[Available records start]
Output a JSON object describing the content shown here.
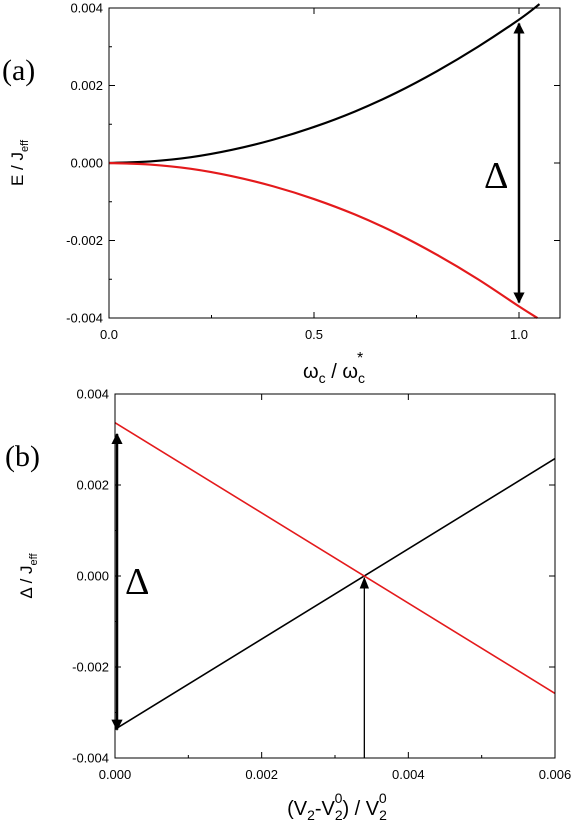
{
  "chart_data": [
    {
      "type": "line",
      "panel_label": "(a)",
      "xlabel": {
        "main": "ω",
        "sub1": "c",
        "mid": " / ω",
        "sub2": "c",
        "sup": "*"
      },
      "ylabel": {
        "main": "E / J",
        "sub": "eff"
      },
      "xlim": [
        0.0,
        1.1
      ],
      "ylim": [
        -0.004,
        0.004
      ],
      "xticks": [
        0.0,
        0.5,
        1.0
      ],
      "xtick_labels": [
        "0.0",
        "0.5",
        "1.0"
      ],
      "yticks": [
        -0.004,
        -0.002,
        0.0,
        0.002,
        0.004
      ],
      "ytick_labels": [
        "-0.004",
        "-0.002",
        "0.000",
        "0.002",
        "0.004"
      ],
      "series": [
        {
          "color": "#000000",
          "x": [
            0.0,
            0.1,
            0.2,
            0.3,
            0.4,
            0.5,
            0.6,
            0.7,
            0.8,
            0.9,
            1.0,
            1.05
          ],
          "y": [
            0.0,
            4e-05,
            0.00015,
            0.00034,
            0.0006,
            0.00093,
            0.00133,
            0.00181,
            0.00237,
            0.003,
            0.0037,
            0.0041
          ]
        },
        {
          "color": "#e41a1c",
          "x": [
            0.0,
            0.1,
            0.2,
            0.3,
            0.4,
            0.5,
            0.6,
            0.7,
            0.8,
            0.9,
            1.0,
            1.045
          ],
          "y": [
            0.0,
            -4e-05,
            -0.00015,
            -0.00034,
            -0.0006,
            -0.00093,
            -0.00133,
            -0.00181,
            -0.00237,
            -0.003,
            -0.0037,
            -0.004
          ]
        }
      ],
      "annotations": [
        {
          "type": "double-arrow",
          "x": 1.0,
          "y_from": 0.0036,
          "y_to": -0.0036,
          "label": "Δ"
        }
      ]
    },
    {
      "type": "line",
      "panel_label": "(b)",
      "xlabel": {
        "open": "(V",
        "sub1": "2",
        "dash": "-V",
        "sub2": "2",
        "sup2": "0",
        "close": ") / V",
        "sub3": "2",
        "sup3": "0"
      },
      "ylabel": {
        "main": "Δ / J",
        "sub": "eff"
      },
      "xlim": [
        0.0,
        0.006
      ],
      "ylim": [
        -0.004,
        0.004
      ],
      "xticks": [
        0.0,
        0.002,
        0.004,
        0.006
      ],
      "xtick_labels": [
        "0.000",
        "0.002",
        "0.004",
        "0.006"
      ],
      "yticks": [
        -0.004,
        -0.002,
        0.0,
        0.002,
        0.004
      ],
      "ytick_labels": [
        "-0.004",
        "-0.002",
        "0.000",
        "0.002",
        "0.004"
      ],
      "series": [
        {
          "color": "#000000",
          "x": [
            0.0,
            0.006
          ],
          "y": [
            -0.00337,
            0.00258
          ]
        },
        {
          "color": "#e41a1c",
          "x": [
            0.0,
            0.006
          ],
          "y": [
            0.00337,
            -0.00258
          ]
        }
      ],
      "annotations": [
        {
          "type": "double-arrow",
          "x": 0.0,
          "y_from": 0.00312,
          "y_to": -0.00338,
          "label": "Δ"
        },
        {
          "type": "arrow",
          "x": 0.0034,
          "y_from": -0.004,
          "y_to": 0.0
        }
      ]
    }
  ]
}
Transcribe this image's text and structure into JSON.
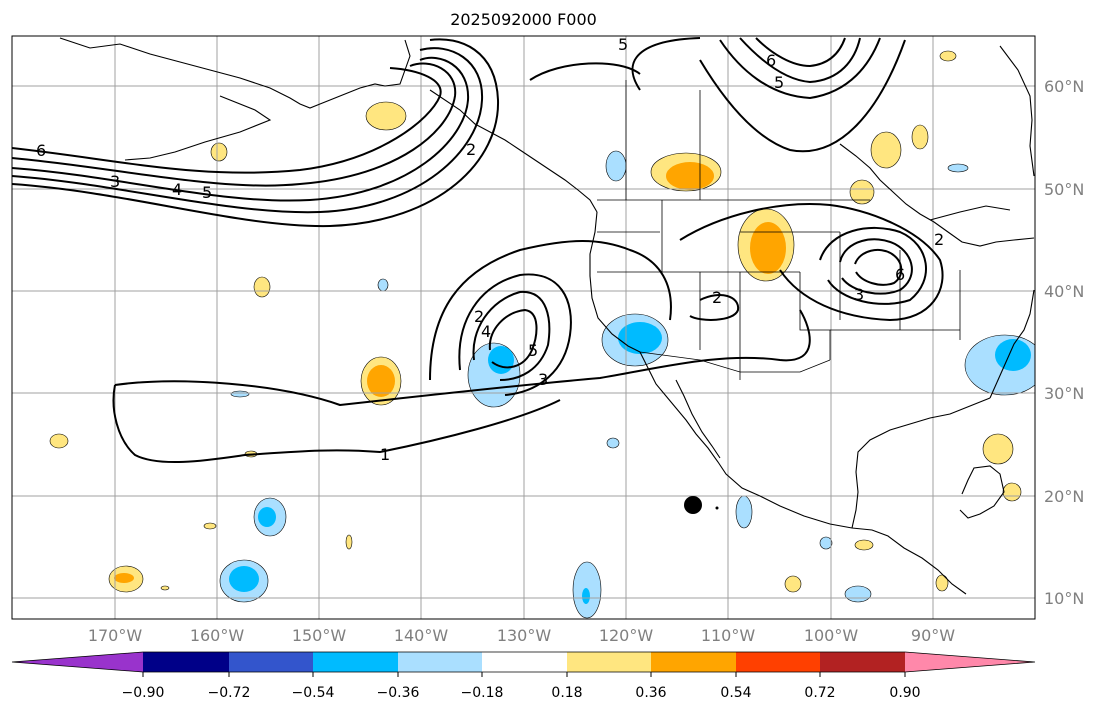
{
  "title": "2025092000 F000",
  "map": {
    "lat_labels": [
      "60°N",
      "50°N",
      "40°N",
      "30°N",
      "20°N",
      "10°N"
    ],
    "lon_labels": [
      "170°W",
      "160°W",
      "150°W",
      "140°W",
      "130°W",
      "120°W",
      "110°W",
      "100°W",
      "90°W"
    ],
    "contour_labels": [
      "1",
      "2",
      "2",
      "2",
      "2",
      "3",
      "3",
      "3",
      "4",
      "4",
      "5",
      "5",
      "5",
      "5",
      "6",
      "6",
      "6"
    ],
    "storm_marker": "tropical-cyclone-dot"
  },
  "colorbar": {
    "colors": [
      "#9933cc",
      "#000088",
      "#3355cc",
      "#00bbff",
      "#aadfff",
      "#ffffff",
      "#ffe680",
      "#ffa500",
      "#ff4000",
      "#b22222",
      "#ff88aa"
    ],
    "ticks": [
      "−0.90",
      "−0.72",
      "−0.54",
      "−0.36",
      "−0.18",
      "0.18",
      "0.36",
      "0.54",
      "0.72",
      "0.90"
    ]
  }
}
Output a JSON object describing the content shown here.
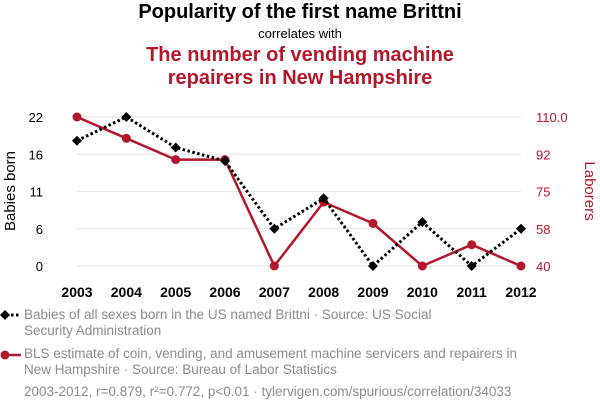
{
  "header": {
    "title": "Popularity of the first name Brittni",
    "subtitle": "correlates with",
    "title2_line1": "The number of vending machine",
    "title2_line2": "repairers in New Hampshire"
  },
  "chart_data": {
    "type": "line",
    "categories": [
      "2003",
      "2004",
      "2005",
      "2006",
      "2007",
      "2008",
      "2009",
      "2010",
      "2011",
      "2012"
    ],
    "ylabel_left": "Babies born",
    "ylabel_right": "Laborers",
    "left_ticks": [
      "22",
      "16",
      "11",
      "6",
      "0"
    ],
    "right_ticks": [
      "110.0",
      "92",
      "75",
      "58",
      "40"
    ],
    "left_range": [
      0,
      22
    ],
    "right_range": [
      40,
      110
    ],
    "series": [
      {
        "name": "Babies of all sexes born in the US named Brittni · Source: US Social Security Administration",
        "axis": "left",
        "color": "#000000",
        "style": "dotted",
        "marker": "diamond",
        "values": [
          18.5,
          22,
          17.5,
          15.5,
          5.5,
          10,
          0,
          6.5,
          0,
          5.5
        ]
      },
      {
        "name": "BLS estimate of coin, vending, and amusement machine servicers and repairers in New Hampshire · Source: Bureau of Labor Statistics",
        "axis": "right",
        "color": "#b3172a",
        "style": "solid",
        "marker": "circle",
        "values": [
          110,
          100,
          90,
          90,
          40,
          70,
          60,
          40,
          50,
          40
        ]
      }
    ],
    "grid": true
  },
  "legend": {
    "item1_line1": "Babies of all sexes born in the US named Brittni · Source: US Social",
    "item1_line2": "Security Administration",
    "item2_line1": "BLS estimate of coin, vending, and amusement machine servicers and repairers in",
    "item2_line2": "New Hampshire · Source: Bureau of Labor Statistics"
  },
  "footer": "2003-2012, r=0.879, r²=0.772, p<0.01 · tylervigen.com/spurious/correlation/34033"
}
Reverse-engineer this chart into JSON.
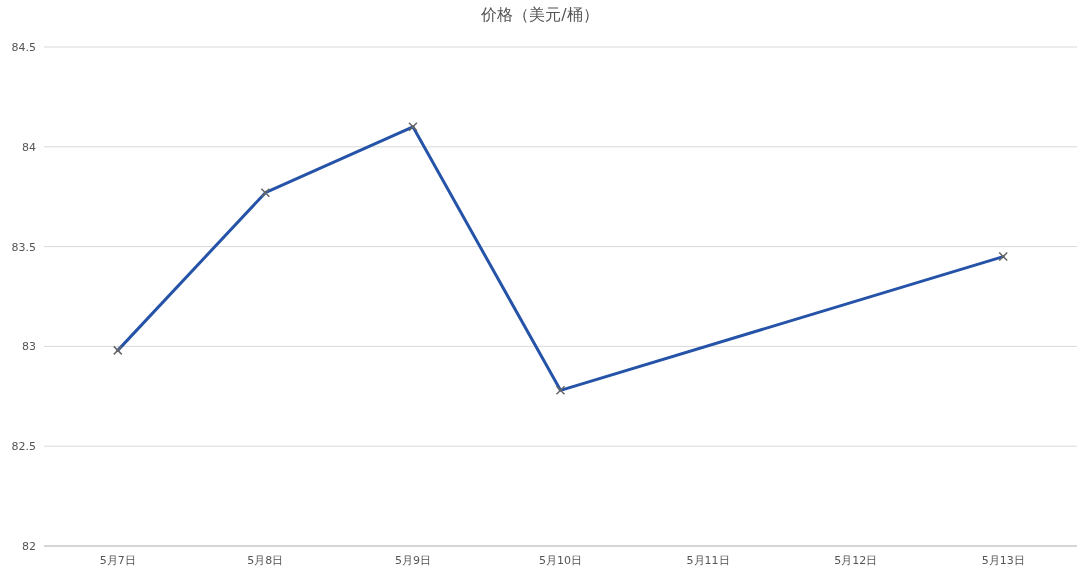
{
  "chart_data": {
    "type": "line",
    "title": "价格（美元/桶）",
    "categories": [
      "5月7日",
      "5月8日",
      "5月9日",
      "5月10日",
      "5月11日",
      "5月12日",
      "5月13日"
    ],
    "series": [
      {
        "color": "#2553a8",
        "x": [
          "5月7日",
          "5月8日",
          "5月9日",
          "5月10日",
          "5月13日"
        ],
        "values": [
          82.98,
          83.77,
          84.1,
          82.78,
          83.45
        ]
      }
    ],
    "ylim": [
      82,
      84.5
    ],
    "yticks": [
      82,
      82.5,
      83,
      83.5,
      84,
      84.5
    ],
    "grid": "y",
    "marker": "cross",
    "line_style": "solid"
  }
}
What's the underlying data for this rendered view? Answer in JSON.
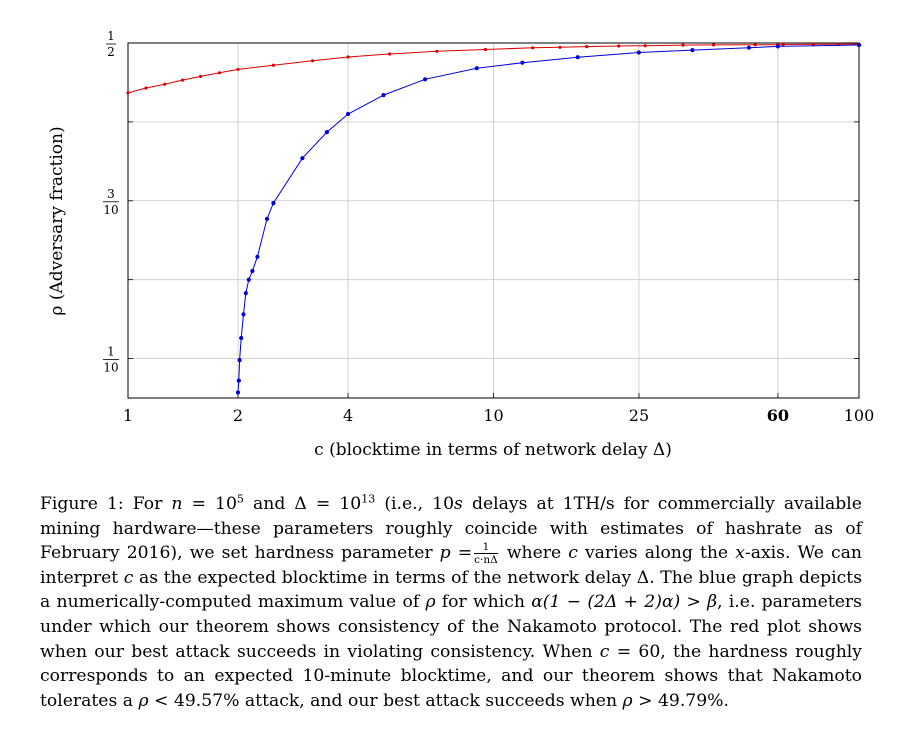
[Available records end]
Pull out all lines from the entries above that include the word "Security".

■ **Task response**:
        "name": "Babies of all sexes born in the US named Brittni · Source: US Social Security Administration",
    "item1_line2": "Security Administration",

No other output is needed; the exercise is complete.